Exercise objective
Every entry below must be repeated exactly; skip the pictures.

Input data
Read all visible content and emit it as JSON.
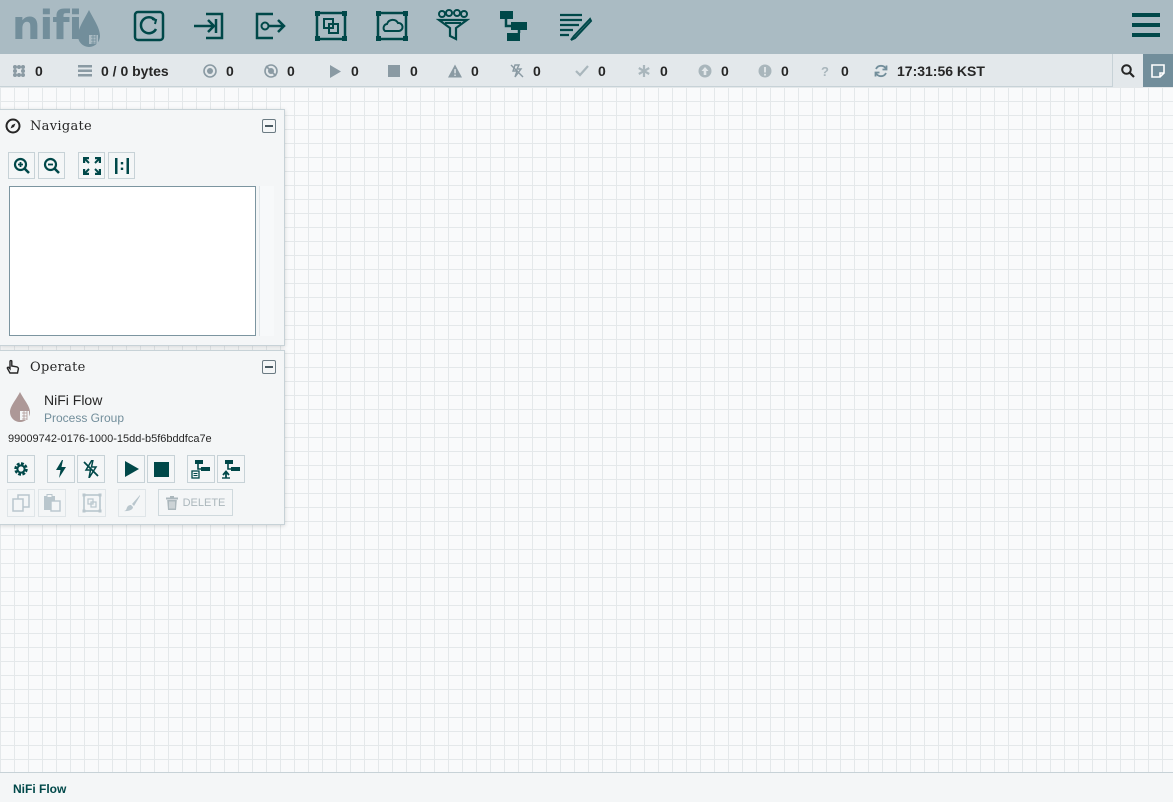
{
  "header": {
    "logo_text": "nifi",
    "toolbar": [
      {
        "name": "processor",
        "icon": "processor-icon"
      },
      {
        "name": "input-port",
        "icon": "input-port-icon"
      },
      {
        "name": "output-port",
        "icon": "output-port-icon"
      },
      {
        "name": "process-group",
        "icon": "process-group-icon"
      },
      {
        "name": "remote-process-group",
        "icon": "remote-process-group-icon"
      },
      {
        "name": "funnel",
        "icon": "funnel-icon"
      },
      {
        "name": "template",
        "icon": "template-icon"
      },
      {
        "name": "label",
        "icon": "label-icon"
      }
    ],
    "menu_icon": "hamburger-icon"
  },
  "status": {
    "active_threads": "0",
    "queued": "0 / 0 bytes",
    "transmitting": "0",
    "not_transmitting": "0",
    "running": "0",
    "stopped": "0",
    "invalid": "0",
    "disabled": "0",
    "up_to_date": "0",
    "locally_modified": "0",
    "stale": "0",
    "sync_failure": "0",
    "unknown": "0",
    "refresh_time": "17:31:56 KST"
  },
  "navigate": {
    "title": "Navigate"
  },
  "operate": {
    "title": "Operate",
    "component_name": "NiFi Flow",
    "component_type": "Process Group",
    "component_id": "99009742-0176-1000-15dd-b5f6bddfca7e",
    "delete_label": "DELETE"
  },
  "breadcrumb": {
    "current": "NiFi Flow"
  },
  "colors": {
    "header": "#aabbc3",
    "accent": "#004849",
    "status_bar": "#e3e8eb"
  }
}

Response
Read all visible content and emit it as JSON.
{
  "header": {
    "logo_text": "nifi",
    "toolbar": [
      {
        "name": "processor",
        "icon": "processor-icon"
      },
      {
        "name": "input-port",
        "icon": "input-port-icon"
      },
      {
        "name": "output-port",
        "icon": "output-port-icon"
      },
      {
        "name": "process-group",
        "icon": "process-group-icon"
      },
      {
        "name": "remote-process-group",
        "icon": "remote-process-group-icon"
      },
      {
        "name": "funnel",
        "icon": "funnel-icon"
      },
      {
        "name": "template",
        "icon": "template-icon"
      },
      {
        "name": "label",
        "icon": "label-icon"
      }
    ],
    "menu_icon": "hamburger-icon"
  },
  "status": {
    "active_threads": "0",
    "queued": "0 / 0 bytes",
    "transmitting": "0",
    "not_transmitting": "0",
    "running": "0",
    "stopped": "0",
    "invalid": "0",
    "disabled": "0",
    "up_to_date": "0",
    "locally_modified": "0",
    "stale": "0",
    "sync_failure": "0",
    "unknown": "0",
    "refresh_time": "17:31:56 KST"
  },
  "navigate": {
    "title": "Navigate"
  },
  "operate": {
    "title": "Operate",
    "component_name": "NiFi Flow",
    "component_type": "Process Group",
    "component_id": "99009742-0176-1000-15dd-b5f6bddfca7e",
    "delete_label": "DELETE"
  },
  "breadcrumb": {
    "current": "NiFi Flow"
  },
  "colors": {
    "header": "#aabbc3",
    "accent": "#004849",
    "status_bar": "#e3e8eb"
  }
}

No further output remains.